* _STATED GOAL_: Where a line in the listing contains the string "down", copy that line out.

* _INPUT ROWS_:

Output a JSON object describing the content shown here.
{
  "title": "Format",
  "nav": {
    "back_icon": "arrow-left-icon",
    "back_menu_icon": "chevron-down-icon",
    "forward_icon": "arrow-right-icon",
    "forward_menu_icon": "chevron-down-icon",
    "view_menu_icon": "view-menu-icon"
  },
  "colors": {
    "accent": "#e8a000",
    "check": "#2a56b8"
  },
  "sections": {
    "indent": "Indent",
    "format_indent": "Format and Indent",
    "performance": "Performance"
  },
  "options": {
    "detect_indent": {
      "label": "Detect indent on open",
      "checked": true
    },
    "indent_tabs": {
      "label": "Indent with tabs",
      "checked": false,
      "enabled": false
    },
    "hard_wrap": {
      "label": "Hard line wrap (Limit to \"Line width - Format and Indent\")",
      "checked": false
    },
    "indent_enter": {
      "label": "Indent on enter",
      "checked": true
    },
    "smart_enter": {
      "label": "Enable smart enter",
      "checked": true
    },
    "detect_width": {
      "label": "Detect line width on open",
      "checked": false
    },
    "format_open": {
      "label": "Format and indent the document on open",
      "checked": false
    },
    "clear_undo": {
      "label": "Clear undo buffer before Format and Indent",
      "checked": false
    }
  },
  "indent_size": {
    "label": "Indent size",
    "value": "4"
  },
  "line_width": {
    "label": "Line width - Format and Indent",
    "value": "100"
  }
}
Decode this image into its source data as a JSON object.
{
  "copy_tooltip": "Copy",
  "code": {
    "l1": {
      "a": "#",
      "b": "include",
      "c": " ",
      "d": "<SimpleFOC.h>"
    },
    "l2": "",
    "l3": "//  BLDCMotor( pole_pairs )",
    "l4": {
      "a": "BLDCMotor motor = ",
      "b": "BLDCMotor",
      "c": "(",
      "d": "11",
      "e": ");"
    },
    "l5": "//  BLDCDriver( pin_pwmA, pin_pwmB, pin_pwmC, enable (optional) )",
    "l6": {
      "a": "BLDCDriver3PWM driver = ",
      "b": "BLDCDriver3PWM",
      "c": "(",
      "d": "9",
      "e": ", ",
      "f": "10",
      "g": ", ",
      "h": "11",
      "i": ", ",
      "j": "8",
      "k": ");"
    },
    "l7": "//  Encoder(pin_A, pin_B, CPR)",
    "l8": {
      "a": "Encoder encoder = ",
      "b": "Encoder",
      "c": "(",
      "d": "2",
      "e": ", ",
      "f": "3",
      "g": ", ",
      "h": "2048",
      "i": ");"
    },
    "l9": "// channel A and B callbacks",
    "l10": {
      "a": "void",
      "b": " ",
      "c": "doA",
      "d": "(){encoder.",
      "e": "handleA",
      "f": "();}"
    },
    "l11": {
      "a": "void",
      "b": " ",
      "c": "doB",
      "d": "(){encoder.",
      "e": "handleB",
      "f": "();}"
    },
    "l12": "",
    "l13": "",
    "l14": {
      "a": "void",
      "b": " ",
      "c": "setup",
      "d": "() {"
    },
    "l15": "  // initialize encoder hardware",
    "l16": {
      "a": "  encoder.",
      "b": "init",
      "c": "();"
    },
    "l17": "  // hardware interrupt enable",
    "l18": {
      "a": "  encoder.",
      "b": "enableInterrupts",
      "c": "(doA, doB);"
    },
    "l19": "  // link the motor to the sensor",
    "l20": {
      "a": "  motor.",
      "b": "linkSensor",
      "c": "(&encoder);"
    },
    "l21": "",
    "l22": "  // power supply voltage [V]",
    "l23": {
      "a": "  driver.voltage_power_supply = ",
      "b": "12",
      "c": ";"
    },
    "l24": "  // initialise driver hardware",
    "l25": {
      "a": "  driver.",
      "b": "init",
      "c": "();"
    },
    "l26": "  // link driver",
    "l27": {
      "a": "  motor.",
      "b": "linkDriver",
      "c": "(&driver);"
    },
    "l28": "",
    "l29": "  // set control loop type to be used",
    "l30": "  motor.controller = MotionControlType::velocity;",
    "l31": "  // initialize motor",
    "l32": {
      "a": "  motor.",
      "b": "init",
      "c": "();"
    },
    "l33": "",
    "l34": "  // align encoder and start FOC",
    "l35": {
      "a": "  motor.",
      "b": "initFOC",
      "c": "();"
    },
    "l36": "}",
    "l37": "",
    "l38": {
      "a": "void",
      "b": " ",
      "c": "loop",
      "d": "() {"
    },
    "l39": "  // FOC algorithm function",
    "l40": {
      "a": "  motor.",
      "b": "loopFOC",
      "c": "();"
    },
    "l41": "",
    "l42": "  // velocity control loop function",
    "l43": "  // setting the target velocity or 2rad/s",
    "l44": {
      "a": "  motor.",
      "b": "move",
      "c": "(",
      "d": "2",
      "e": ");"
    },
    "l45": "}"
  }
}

* _FULL ANSWER_:
    "back_menu_icon": "chevron-down-icon",
    "forward_menu_icon": "chevron-down-icon",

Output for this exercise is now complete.